• _Aim_: Transcribe the records below exactly as they appear, omitting any pictures.

** start Dataset content **

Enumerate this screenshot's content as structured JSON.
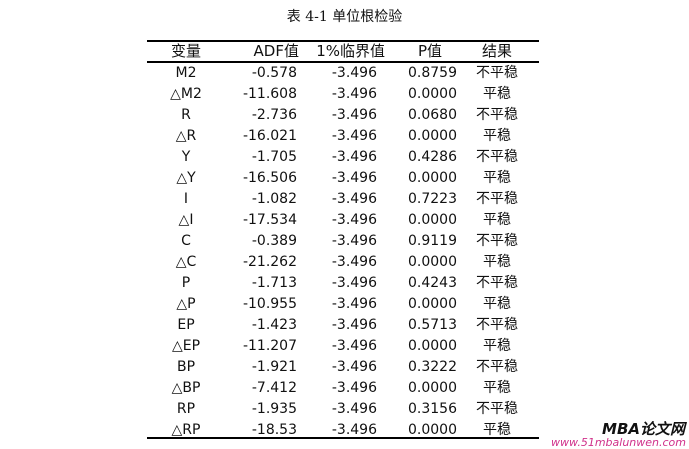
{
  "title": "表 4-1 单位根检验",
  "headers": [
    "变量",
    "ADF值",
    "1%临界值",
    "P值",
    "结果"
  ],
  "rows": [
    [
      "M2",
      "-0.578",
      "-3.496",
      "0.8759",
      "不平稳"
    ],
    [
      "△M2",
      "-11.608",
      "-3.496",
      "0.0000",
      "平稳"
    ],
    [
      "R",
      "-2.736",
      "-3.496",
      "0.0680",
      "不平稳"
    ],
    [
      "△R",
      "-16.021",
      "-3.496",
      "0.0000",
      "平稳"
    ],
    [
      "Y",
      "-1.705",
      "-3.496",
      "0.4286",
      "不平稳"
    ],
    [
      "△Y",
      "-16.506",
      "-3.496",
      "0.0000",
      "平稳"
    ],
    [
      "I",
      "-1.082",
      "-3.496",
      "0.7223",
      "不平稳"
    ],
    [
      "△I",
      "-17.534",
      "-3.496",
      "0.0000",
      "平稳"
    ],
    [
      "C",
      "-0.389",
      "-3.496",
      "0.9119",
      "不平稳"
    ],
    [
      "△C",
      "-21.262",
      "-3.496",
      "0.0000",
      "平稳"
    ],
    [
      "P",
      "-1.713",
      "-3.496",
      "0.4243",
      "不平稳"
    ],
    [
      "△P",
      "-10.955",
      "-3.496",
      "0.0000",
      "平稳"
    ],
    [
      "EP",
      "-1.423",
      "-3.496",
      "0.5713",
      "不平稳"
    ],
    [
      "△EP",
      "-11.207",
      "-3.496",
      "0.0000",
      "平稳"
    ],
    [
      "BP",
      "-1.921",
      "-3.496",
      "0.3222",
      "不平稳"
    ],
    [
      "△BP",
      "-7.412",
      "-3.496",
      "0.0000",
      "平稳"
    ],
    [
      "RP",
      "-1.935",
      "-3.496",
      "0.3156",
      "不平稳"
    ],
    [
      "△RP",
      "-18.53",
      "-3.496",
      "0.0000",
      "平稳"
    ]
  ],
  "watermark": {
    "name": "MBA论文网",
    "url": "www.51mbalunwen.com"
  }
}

** end Dataset content **

• _Result_:
Enumerate this screenshot's content as structured JSON.
{
  "title": "表 4-1 单位根检验",
  "headers": [
    "变量",
    "ADF值",
    "1%临界值",
    "P值",
    "结果"
  ],
  "rows": [
    [
      "M2",
      "-0.578",
      "-3.496",
      "0.8759",
      "不平稳"
    ],
    [
      "△M2",
      "-11.608",
      "-3.496",
      "0.0000",
      "平稳"
    ],
    [
      "R",
      "-2.736",
      "-3.496",
      "0.0680",
      "不平稳"
    ],
    [
      "△R",
      "-16.021",
      "-3.496",
      "0.0000",
      "平稳"
    ],
    [
      "Y",
      "-1.705",
      "-3.496",
      "0.4286",
      "不平稳"
    ],
    [
      "△Y",
      "-16.506",
      "-3.496",
      "0.0000",
      "平稳"
    ],
    [
      "I",
      "-1.082",
      "-3.496",
      "0.7223",
      "不平稳"
    ],
    [
      "△I",
      "-17.534",
      "-3.496",
      "0.0000",
      "平稳"
    ],
    [
      "C",
      "-0.389",
      "-3.496",
      "0.9119",
      "不平稳"
    ],
    [
      "△C",
      "-21.262",
      "-3.496",
      "0.0000",
      "平稳"
    ],
    [
      "P",
      "-1.713",
      "-3.496",
      "0.4243",
      "不平稳"
    ],
    [
      "△P",
      "-10.955",
      "-3.496",
      "0.0000",
      "平稳"
    ],
    [
      "EP",
      "-1.423",
      "-3.496",
      "0.5713",
      "不平稳"
    ],
    [
      "△EP",
      "-11.207",
      "-3.496",
      "0.0000",
      "平稳"
    ],
    [
      "BP",
      "-1.921",
      "-3.496",
      "0.3222",
      "不平稳"
    ],
    [
      "△BP",
      "-7.412",
      "-3.496",
      "0.0000",
      "平稳"
    ],
    [
      "RP",
      "-1.935",
      "-3.496",
      "0.3156",
      "不平稳"
    ],
    [
      "△RP",
      "-18.53",
      "-3.496",
      "0.0000",
      "平稳"
    ]
  ],
  "watermark": {
    "name": "MBA论文网",
    "url": "www.51mbalunwen.com"
  }
}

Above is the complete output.